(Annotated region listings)
────────────────

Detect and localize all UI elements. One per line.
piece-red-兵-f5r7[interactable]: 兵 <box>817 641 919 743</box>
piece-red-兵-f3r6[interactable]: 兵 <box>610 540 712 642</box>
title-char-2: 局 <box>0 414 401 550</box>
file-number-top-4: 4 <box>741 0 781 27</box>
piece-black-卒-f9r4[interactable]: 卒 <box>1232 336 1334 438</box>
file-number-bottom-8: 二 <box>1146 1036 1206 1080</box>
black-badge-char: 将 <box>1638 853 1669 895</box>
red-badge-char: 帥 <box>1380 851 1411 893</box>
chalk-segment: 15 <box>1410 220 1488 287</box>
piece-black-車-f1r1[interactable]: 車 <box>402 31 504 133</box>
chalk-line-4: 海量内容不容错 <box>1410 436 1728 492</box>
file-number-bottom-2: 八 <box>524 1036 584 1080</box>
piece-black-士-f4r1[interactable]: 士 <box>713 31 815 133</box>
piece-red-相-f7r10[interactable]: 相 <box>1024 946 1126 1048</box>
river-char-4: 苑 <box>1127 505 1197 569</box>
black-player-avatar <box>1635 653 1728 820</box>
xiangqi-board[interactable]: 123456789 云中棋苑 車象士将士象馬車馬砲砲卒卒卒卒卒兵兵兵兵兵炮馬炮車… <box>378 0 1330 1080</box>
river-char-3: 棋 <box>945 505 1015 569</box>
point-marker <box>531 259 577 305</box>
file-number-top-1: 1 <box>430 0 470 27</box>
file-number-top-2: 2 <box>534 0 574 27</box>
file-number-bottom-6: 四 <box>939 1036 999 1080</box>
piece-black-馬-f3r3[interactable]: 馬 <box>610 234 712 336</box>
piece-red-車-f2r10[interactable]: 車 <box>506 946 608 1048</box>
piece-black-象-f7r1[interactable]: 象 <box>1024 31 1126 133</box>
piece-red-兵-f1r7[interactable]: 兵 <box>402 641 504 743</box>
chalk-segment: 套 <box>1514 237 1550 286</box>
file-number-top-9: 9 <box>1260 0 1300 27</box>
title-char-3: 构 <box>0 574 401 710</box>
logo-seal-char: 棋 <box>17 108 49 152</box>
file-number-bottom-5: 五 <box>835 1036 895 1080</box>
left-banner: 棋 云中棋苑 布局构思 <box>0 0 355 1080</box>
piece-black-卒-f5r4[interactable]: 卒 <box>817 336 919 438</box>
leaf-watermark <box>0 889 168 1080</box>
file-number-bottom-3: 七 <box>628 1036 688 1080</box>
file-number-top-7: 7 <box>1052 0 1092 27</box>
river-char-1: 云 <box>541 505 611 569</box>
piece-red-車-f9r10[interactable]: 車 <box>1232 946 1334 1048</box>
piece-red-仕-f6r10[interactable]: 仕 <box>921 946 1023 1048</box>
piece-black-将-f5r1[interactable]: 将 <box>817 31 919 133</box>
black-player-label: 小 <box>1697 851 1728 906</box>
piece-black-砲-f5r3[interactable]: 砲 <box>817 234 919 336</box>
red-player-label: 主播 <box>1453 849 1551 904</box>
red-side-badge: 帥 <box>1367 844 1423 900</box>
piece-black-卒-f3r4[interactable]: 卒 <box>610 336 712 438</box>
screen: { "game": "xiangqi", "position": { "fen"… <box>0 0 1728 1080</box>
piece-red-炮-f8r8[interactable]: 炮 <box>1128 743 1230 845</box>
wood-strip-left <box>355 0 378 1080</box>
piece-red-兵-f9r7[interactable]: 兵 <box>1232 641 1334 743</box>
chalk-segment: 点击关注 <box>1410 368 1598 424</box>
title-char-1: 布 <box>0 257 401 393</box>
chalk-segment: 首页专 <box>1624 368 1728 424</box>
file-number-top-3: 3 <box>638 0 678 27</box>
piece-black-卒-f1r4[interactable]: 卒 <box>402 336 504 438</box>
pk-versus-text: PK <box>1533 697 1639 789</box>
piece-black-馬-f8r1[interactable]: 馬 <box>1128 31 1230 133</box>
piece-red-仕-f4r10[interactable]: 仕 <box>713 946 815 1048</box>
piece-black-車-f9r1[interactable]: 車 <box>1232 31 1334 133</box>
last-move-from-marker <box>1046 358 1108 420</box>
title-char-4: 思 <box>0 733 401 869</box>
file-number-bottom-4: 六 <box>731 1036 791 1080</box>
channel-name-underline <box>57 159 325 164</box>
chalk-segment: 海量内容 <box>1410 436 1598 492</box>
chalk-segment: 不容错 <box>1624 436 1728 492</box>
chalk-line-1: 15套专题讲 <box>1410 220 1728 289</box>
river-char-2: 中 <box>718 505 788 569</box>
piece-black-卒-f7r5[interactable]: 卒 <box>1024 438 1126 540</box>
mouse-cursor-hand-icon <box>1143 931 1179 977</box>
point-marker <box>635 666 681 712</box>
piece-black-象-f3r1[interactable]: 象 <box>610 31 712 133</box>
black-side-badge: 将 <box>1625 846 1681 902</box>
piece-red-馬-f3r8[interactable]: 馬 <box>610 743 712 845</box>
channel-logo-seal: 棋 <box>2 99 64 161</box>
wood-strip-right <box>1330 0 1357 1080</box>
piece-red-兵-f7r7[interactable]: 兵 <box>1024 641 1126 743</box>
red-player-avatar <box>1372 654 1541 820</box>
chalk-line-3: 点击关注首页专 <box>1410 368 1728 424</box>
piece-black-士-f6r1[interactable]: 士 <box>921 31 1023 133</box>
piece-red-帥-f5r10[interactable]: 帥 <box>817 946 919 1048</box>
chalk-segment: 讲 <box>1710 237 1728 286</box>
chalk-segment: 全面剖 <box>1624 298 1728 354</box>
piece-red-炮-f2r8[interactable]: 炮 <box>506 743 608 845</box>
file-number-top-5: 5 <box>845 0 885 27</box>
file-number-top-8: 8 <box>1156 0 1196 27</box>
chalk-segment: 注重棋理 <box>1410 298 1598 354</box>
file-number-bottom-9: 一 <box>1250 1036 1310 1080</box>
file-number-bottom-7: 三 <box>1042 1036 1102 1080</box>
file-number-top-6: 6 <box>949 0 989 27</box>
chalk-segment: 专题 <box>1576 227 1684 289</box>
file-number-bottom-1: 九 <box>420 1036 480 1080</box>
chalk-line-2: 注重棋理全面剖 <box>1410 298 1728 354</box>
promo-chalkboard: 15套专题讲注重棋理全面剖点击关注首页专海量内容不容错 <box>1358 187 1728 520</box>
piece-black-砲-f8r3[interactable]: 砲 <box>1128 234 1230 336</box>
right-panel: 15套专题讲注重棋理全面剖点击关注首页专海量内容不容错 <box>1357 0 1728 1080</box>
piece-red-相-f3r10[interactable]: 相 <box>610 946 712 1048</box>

────────────────

**Directive**. Please retype every line of the material above character for character, changing nothing.

**Response to this task**.
Detect and localize all UI elements. One per line.
piece-red-兵-f5r7[interactable]: 兵 <box>817 641 919 743</box>
piece-red-兵-f3r6[interactable]: 兵 <box>610 540 712 642</box>
title-char-2: 局 <box>0 414 401 550</box>
file-number-top-4: 4 <box>741 0 781 27</box>
piece-black-卒-f9r4[interactable]: 卒 <box>1232 336 1334 438</box>
file-number-bottom-8: 二 <box>1146 1036 1206 1080</box>
black-badge-char: 将 <box>1638 853 1669 895</box>
red-badge-char: 帥 <box>1380 851 1411 893</box>
chalk-segment: 15 <box>1410 220 1488 287</box>
piece-black-車-f1r1[interactable]: 車 <box>402 31 504 133</box>
chalk-line-4: 海量内容不容错 <box>1410 436 1728 492</box>
file-number-bottom-2: 八 <box>524 1036 584 1080</box>
piece-black-士-f4r1[interactable]: 士 <box>713 31 815 133</box>
piece-red-相-f7r10[interactable]: 相 <box>1024 946 1126 1048</box>
river-char-4: 苑 <box>1127 505 1197 569</box>
black-player-avatar <box>1635 653 1728 820</box>
xiangqi-board[interactable]: 123456789 云中棋苑 車象士将士象馬車馬砲砲卒卒卒卒卒兵兵兵兵兵炮馬炮車… <box>378 0 1330 1080</box>
river-char-3: 棋 <box>945 505 1015 569</box>
point-marker <box>531 259 577 305</box>
file-number-top-1: 1 <box>430 0 470 27</box>
file-number-top-2: 2 <box>534 0 574 27</box>
file-number-bottom-6: 四 <box>939 1036 999 1080</box>
piece-black-馬-f3r3[interactable]: 馬 <box>610 234 712 336</box>
piece-red-車-f2r10[interactable]: 車 <box>506 946 608 1048</box>
piece-black-象-f7r1[interactable]: 象 <box>1024 31 1126 133</box>
piece-red-兵-f1r7[interactable]: 兵 <box>402 641 504 743</box>
chalk-segment: 套 <box>1514 237 1550 286</box>
file-number-top-9: 9 <box>1260 0 1300 27</box>
title-char-3: 构 <box>0 574 401 710</box>
logo-seal-char: 棋 <box>17 108 49 152</box>
file-number-bottom-5: 五 <box>835 1036 895 1080</box>
left-banner: 棋 云中棋苑 布局构思 <box>0 0 355 1080</box>
piece-black-卒-f5r4[interactable]: 卒 <box>817 336 919 438</box>
leaf-watermark <box>0 889 168 1080</box>
file-number-bottom-3: 七 <box>628 1036 688 1080</box>
file-number-top-7: 7 <box>1052 0 1092 27</box>
river-char-1: 云 <box>541 505 611 569</box>
piece-red-車-f9r10[interactable]: 車 <box>1232 946 1334 1048</box>
piece-red-仕-f6r10[interactable]: 仕 <box>921 946 1023 1048</box>
piece-black-将-f5r1[interactable]: 将 <box>817 31 919 133</box>
black-player-label: 小 <box>1697 851 1728 906</box>
piece-black-砲-f5r3[interactable]: 砲 <box>817 234 919 336</box>
red-player-label: 主播 <box>1453 849 1551 904</box>
red-side-badge: 帥 <box>1367 844 1423 900</box>
piece-black-卒-f3r4[interactable]: 卒 <box>610 336 712 438</box>
screen: { "game": "xiangqi", "position": { "fen"… <box>0 0 1728 1080</box>
piece-red-炮-f8r8[interactable]: 炮 <box>1128 743 1230 845</box>
wood-strip-left <box>355 0 378 1080</box>
piece-red-兵-f9r7[interactable]: 兵 <box>1232 641 1334 743</box>
chalk-segment: 点击关注 <box>1410 368 1598 424</box>
title-char-1: 布 <box>0 257 401 393</box>
chalk-segment: 首页专 <box>1624 368 1728 424</box>
file-number-top-3: 3 <box>638 0 678 27</box>
piece-black-卒-f1r4[interactable]: 卒 <box>402 336 504 438</box>
pk-versus-text: PK <box>1533 697 1639 789</box>
piece-black-馬-f8r1[interactable]: 馬 <box>1128 31 1230 133</box>
piece-red-仕-f4r10[interactable]: 仕 <box>713 946 815 1048</box>
piece-black-車-f9r1[interactable]: 車 <box>1232 31 1334 133</box>
last-move-from-marker <box>1046 358 1108 420</box>
title-char-4: 思 <box>0 733 401 869</box>
file-number-bottom-4: 六 <box>731 1036 791 1080</box>
channel-name-underline <box>57 159 325 164</box>
chalk-segment: 海量内容 <box>1410 436 1598 492</box>
chalk-segment: 不容错 <box>1624 436 1728 492</box>
chalk-line-1: 15套专题讲 <box>1410 220 1728 289</box>
river-char-2: 中 <box>718 505 788 569</box>
piece-black-卒-f7r5[interactable]: 卒 <box>1024 438 1126 540</box>
mouse-cursor-hand-icon <box>1143 931 1179 977</box>
point-marker <box>635 666 681 712</box>
piece-black-象-f3r1[interactable]: 象 <box>610 31 712 133</box>
black-side-badge: 将 <box>1625 846 1681 902</box>
piece-red-馬-f3r8[interactable]: 馬 <box>610 743 712 845</box>
channel-logo-seal: 棋 <box>2 99 64 161</box>
wood-strip-right <box>1330 0 1357 1080</box>
piece-red-兵-f7r7[interactable]: 兵 <box>1024 641 1126 743</box>
red-player-avatar <box>1372 654 1541 820</box>
chalk-line-3: 点击关注首页专 <box>1410 368 1728 424</box>
piece-black-士-f6r1[interactable]: 士 <box>921 31 1023 133</box>
piece-red-帥-f5r10[interactable]: 帥 <box>817 946 919 1048</box>
chalk-segment: 讲 <box>1710 237 1728 286</box>
chalk-segment: 全面剖 <box>1624 298 1728 354</box>
piece-red-炮-f2r8[interactable]: 炮 <box>506 743 608 845</box>
file-number-top-5: 5 <box>845 0 885 27</box>
file-number-top-8: 8 <box>1156 0 1196 27</box>
chalk-segment: 注重棋理 <box>1410 298 1598 354</box>
file-number-bottom-9: 一 <box>1250 1036 1310 1080</box>
file-number-bottom-7: 三 <box>1042 1036 1102 1080</box>
file-number-top-6: 6 <box>949 0 989 27</box>
chalk-segment: 专题 <box>1576 227 1684 289</box>
file-number-bottom-1: 九 <box>420 1036 480 1080</box>
chalk-line-2: 注重棋理全面剖 <box>1410 298 1728 354</box>
promo-chalkboard: 15套专题讲注重棋理全面剖点击关注首页专海量内容不容错 <box>1358 187 1728 520</box>
piece-black-砲-f8r3[interactable]: 砲 <box>1128 234 1230 336</box>
right-panel: 15套专题讲注重棋理全面剖点击关注首页专海量内容不容错 <box>1357 0 1728 1080</box>
piece-red-相-f3r10[interactable]: 相 <box>610 946 712 1048</box>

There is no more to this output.